• TEXTO PARA ANALIZAR

Trump advirtió a Irán que no cobre aranceles en el estrecho de Ormuz.
La tensión en Medio Oriente alcanzó un nuevo pico tras las declaraciones del presidente de los Estados Unidos, Donald Trump, quien lanzó una dura advertencia al régimen iraní sobre la libre navegación. El mandatario estadounidense fue tajante al señalar que Teherán no debe cobrar aranceles ni demorar la reapertura del estrecho de Ormuz, una de las rutas comerciales más críticas del mundo. Según Trump, el petróleo comenzará a fluir próximamente, “con o sin la ayuda de Irán”.
Optimismo diplomático y misiones de paz en Pakistán
A pesar de la retórica confrontativa respecto al flujo energético, Trump afirmó sentirse “muy optimista” sobre la posibilidad de alcanzar un acuerdo de paz definitivo. Para ello, una delegación diplomática encabezada por el vicepresidente, JD Vance, se prepara para viajar a Pakistán, donde se llevarán a cabo conversaciones de alto nivel este fin de semana con el objetivo de poner fin a las hostilidades.
En este marco de negociaciones, el expresidente confirmó que solicitó al primer ministro israelí, Benjamin Netanyahu, adoptar una postura “más discreta” en el Líbano. El objetivo de este pedido es no entorpecer el éxito de los diálogos previstos en Islamabad entre las delegaciones de Washington y Teherán.
El frente en Líbano: ataques y versiones cruzadas
Por su parte, Benjamin Netanyahu informó que ha instruido a su gabinete para iniciar negociaciones directas con el Líbano para desarmar a Hezbollah. Sin embargo, el líder israelí fue enfático al aclarar que “no existe ningún alto el fuego” actualmente y que las fuerzas de defensa “seguirán atacando a Hezbollah con fuerza”.

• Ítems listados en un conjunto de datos
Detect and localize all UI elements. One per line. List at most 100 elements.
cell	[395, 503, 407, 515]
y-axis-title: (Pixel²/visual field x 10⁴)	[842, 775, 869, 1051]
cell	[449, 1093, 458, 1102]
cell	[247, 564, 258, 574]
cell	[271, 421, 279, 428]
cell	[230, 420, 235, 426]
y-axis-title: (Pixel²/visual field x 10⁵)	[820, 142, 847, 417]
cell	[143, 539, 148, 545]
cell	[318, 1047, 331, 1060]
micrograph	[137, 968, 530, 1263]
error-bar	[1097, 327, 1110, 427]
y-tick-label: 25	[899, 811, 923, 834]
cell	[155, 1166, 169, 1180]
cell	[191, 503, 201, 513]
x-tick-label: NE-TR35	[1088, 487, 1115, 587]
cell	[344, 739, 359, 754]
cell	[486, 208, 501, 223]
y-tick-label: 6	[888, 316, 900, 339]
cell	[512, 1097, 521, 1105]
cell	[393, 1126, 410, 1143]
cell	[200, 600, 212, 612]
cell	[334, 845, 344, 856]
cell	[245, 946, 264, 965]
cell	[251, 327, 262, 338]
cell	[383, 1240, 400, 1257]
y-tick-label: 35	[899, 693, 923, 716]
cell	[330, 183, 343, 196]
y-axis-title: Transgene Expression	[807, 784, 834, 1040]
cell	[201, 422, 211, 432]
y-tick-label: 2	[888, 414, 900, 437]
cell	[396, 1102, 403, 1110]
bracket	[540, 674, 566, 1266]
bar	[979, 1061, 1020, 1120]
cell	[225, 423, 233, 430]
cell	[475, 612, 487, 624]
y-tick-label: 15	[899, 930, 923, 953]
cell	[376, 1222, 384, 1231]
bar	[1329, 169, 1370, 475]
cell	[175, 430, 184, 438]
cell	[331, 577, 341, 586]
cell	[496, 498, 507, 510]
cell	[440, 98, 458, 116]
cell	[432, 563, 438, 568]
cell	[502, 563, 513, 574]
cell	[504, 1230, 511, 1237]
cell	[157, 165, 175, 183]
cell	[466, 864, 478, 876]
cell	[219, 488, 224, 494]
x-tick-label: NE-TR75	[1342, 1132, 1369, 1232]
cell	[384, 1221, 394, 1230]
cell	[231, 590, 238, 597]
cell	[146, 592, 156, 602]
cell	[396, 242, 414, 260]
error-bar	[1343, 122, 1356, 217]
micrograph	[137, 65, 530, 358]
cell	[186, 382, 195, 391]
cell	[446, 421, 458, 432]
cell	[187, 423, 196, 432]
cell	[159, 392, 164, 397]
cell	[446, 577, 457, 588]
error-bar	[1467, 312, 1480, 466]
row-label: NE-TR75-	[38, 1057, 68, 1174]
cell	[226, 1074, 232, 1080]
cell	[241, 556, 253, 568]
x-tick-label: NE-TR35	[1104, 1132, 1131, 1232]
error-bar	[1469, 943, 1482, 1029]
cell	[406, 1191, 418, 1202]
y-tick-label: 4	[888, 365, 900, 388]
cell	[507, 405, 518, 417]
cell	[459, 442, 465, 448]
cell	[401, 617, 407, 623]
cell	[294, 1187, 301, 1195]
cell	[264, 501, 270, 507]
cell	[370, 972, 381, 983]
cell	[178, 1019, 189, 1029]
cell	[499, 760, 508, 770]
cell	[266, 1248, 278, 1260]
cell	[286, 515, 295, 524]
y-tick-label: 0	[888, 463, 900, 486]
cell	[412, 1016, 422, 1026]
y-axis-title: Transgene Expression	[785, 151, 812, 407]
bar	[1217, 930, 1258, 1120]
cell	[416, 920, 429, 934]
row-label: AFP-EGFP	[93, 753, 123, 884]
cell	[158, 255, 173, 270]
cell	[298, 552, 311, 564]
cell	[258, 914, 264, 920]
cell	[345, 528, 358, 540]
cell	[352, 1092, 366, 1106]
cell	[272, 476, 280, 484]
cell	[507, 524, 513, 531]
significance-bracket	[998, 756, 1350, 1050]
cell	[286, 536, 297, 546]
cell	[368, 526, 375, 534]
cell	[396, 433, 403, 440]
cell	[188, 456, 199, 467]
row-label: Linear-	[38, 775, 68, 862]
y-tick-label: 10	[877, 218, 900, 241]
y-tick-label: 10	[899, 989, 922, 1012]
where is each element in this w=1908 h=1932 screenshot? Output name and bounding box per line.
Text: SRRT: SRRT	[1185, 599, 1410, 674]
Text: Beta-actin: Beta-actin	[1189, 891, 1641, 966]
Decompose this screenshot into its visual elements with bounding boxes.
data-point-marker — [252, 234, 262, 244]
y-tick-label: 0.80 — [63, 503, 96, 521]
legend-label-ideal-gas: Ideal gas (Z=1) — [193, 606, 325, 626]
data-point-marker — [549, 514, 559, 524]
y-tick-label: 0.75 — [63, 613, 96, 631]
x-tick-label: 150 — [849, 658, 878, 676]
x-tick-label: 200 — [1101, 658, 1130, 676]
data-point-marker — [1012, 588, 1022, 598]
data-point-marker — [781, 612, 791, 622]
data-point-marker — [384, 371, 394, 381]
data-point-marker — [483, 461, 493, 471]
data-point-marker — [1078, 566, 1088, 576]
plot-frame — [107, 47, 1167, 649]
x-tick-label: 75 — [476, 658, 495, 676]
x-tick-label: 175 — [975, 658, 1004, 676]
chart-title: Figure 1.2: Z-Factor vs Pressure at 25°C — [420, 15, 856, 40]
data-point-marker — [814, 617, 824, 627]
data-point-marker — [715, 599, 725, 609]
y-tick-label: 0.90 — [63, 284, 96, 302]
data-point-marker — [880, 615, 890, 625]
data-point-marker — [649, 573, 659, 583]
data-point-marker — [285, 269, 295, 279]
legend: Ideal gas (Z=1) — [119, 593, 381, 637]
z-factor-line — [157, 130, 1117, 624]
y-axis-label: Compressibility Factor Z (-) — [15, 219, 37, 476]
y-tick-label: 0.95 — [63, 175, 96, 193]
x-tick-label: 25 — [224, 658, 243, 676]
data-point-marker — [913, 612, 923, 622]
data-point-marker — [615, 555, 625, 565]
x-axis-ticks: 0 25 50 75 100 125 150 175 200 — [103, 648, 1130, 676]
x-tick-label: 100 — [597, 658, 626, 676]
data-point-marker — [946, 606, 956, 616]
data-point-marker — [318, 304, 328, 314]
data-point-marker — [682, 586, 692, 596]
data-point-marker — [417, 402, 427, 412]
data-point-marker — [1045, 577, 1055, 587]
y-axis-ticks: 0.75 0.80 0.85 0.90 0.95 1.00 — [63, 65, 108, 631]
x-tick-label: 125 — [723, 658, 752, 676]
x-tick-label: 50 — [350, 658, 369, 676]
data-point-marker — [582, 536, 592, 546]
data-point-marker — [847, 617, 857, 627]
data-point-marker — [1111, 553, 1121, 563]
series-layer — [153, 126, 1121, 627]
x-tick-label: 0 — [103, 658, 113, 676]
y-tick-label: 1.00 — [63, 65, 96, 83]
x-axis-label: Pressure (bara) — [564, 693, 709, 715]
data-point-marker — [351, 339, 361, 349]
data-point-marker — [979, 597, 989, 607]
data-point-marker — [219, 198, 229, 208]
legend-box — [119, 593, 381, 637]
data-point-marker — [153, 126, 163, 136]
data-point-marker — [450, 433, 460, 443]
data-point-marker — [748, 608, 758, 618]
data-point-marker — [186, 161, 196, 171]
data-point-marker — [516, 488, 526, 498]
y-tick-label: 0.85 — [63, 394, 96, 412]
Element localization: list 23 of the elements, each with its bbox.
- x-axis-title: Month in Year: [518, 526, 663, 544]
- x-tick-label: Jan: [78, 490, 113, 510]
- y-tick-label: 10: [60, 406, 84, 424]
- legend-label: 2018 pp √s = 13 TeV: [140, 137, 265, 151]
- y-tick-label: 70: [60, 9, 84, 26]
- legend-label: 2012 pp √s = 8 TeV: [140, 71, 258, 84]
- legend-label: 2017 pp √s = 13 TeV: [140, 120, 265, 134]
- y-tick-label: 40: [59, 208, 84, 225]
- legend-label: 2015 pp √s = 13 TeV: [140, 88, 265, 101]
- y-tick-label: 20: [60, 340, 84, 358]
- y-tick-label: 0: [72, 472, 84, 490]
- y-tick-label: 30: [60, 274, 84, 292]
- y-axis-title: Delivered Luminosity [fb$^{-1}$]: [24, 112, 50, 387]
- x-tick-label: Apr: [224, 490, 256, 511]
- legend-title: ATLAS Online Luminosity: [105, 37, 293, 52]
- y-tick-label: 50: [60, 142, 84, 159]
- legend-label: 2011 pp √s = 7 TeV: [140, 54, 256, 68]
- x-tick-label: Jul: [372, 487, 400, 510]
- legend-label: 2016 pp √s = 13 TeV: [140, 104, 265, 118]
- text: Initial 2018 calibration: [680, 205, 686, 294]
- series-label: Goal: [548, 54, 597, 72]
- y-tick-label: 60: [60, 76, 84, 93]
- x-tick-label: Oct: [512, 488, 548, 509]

• TAREAS REQUERIDAS
**a)** Reproduce sin cambios el fragmento de la noticia sobre el estrecho de Ormuz que va desde "En este marco" hasta "Washington y Teherán.".
**b)** Prosigue la noticia sobre el estrecho de Ormuz a partir de su última oración.
Las líneas son material aparte y no pertenecen a la noticia sobre el estrecho de Ormuz.

• RESPUESTAS A CONTINUACIÓN
**a)**
En este marco de negociaciones, el expresidente confirmó que solicitó al primer ministro israelí, Benjamin Netanyahu, adoptar una postura “más discreta” en el Líbano. El objetivo de este pedido es no entorpecer el éxito de los diálogos previstos en Islamabad entre las delegaciones de Washington y Teherán.

**b)**
Tras estas palabras, Israel lanzó una nueva serie de bombardeos contra sitios de lanzamiento en territorio libanés, previo aviso de evacuación en los suburbios del sur de Beirut. Como respuesta, la organización Hezbollah informó el lanzamiento de una andanada de cohetes hacia asentamientos en el norte de Israel, manteniendo el conflicto en un punto de ebullición.
La postura de Irán y el rol de los mediadores
El presidente de Irán, Masoud Pezeshkian, denunció que las acciones militares israelíes violan los acuerdos previos y vacían de contenido cualquier intento de diálogo. “Los bombardeos hacen que las negociaciones carezcan de sentido”, manifestó, asegurando que su país no abandonará al pueblo libanés.
En sintonía, el primer ministro de Pakistán, Shehbaz Sharif, condenó la “agresión continua” contra el Líbano, lo que genera un clima de incertidumbre sobre el resultado de la cumbre que se desarrollará en su país. La comunidad internacional observa con cautela si la presión de Trump sobre el petróleo y la vía marítima de Ormuz servirá como motor para destrabar el conflicto o si, por el contrario, profundizará la crisis regional.